>> START Data excerpts

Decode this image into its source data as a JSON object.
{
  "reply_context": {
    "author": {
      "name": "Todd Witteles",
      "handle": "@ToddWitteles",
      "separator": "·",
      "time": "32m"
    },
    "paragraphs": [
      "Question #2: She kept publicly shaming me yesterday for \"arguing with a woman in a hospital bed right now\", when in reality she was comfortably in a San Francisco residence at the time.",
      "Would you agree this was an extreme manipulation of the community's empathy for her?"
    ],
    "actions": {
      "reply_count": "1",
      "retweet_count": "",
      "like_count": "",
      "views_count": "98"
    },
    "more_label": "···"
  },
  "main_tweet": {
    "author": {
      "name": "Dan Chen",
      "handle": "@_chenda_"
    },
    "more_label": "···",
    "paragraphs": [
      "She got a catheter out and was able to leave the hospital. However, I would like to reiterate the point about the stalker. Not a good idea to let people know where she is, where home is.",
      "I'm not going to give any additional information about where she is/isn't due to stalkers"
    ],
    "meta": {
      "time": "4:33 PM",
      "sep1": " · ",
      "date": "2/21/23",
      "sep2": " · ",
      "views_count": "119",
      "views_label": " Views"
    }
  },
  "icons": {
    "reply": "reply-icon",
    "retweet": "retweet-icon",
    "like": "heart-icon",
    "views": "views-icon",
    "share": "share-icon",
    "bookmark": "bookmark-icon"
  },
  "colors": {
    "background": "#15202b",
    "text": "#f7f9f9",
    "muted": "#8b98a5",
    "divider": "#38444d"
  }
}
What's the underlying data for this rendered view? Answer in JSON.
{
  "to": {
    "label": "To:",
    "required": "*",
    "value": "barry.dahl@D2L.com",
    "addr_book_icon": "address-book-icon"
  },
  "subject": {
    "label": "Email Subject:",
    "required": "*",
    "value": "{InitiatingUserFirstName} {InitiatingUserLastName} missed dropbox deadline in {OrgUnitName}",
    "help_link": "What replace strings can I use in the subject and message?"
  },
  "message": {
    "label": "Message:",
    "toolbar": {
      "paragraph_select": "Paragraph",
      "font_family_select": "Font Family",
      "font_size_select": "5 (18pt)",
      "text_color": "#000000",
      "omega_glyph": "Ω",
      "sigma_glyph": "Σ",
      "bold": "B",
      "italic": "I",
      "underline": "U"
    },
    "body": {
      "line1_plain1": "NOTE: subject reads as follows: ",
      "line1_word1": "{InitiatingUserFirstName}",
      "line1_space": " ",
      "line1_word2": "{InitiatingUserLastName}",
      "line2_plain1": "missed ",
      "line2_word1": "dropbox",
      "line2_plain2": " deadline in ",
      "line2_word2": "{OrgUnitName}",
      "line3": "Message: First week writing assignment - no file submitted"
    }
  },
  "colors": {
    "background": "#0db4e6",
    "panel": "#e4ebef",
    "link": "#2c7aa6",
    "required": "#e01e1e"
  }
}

>> END Data excerpts

Request - Please repeat the material above, word for word and in full.

Problem solution -
Decode this image into its source data as a JSON object.
{
  "reply_context": {
    "author": {
      "name": "Todd Witteles",
      "handle": "@ToddWitteles",
      "separator": "·",
      "time": "32m"
    },
    "paragraphs": [
      "Question #2: She kept publicly shaming me yesterday for \"arguing with a woman in a hospital bed right now\", when in reality she was comfortably in a San Francisco residence at the time.",
      "Would you agree this was an extreme manipulation of the community's empathy for her?"
    ],
    "actions": {
      "reply_count": "1",
      "retweet_count": "",
      "like_count": "",
      "views_count": "98"
    },
    "more_label": "···"
  },
  "main_tweet": {
    "author": {
      "name": "Dan Chen",
      "handle": "@_chenda_"
    },
    "more_label": "···",
    "paragraphs": [
      "She got a catheter out and was able to leave the hospital. However, I would like to reiterate the point about the stalker. Not a good idea to let people know where she is, where home is.",
      "I'm not going to give any additional information about where she is/isn't due to stalkers"
    ],
    "meta": {
      "time": "4:33 PM",
      "sep1": " · ",
      "date": "2/21/23",
      "sep2": " · ",
      "views_count": "119",
      "views_label": " Views"
    }
  },
  "icons": {
    "reply": "reply-icon",
    "retweet": "retweet-icon",
    "like": "heart-icon",
    "views": "views-icon",
    "share": "share-icon",
    "bookmark": "bookmark-icon"
  },
  "colors": {
    "background": "#15202b",
    "text": "#f7f9f9",
    "muted": "#8b98a5",
    "divider": "#38444d"
  }
}
What's the underlying data for this rendered view? Answer in JSON.
{
  "to": {
    "label": "To:",
    "required": "*",
    "value": "barry.dahl@D2L.com",
    "addr_book_icon": "address-book-icon"
  },
  "subject": {
    "label": "Email Subject:",
    "required": "*",
    "value": "{InitiatingUserFirstName} {InitiatingUserLastName} missed dropbox deadline in {OrgUnitName}",
    "help_link": "What replace strings can I use in the subject and message?"
  },
  "message": {
    "label": "Message:",
    "toolbar": {
      "paragraph_select": "Paragraph",
      "font_family_select": "Font Family",
      "font_size_select": "5 (18pt)",
      "text_color": "#000000",
      "omega_glyph": "Ω",
      "sigma_glyph": "Σ",
      "bold": "B",
      "italic": "I",
      "underline": "U"
    },
    "body": {
      "line1_plain1": "NOTE: subject reads as follows: ",
      "line1_word1": "{InitiatingUserFirstName}",
      "line1_space": " ",
      "line1_word2": "{InitiatingUserLastName}",
      "line2_plain1": "missed ",
      "line2_word1": "dropbox",
      "line2_plain2": " deadline in ",
      "line2_word2": "{OrgUnitName}",
      "line3": "Message: First week writing assignment - no file submitted"
    }
  },
  "colors": {
    "background": "#0db4e6",
    "panel": "#e4ebef",
    "link": "#2c7aa6",
    "required": "#e01e1e"
  }
}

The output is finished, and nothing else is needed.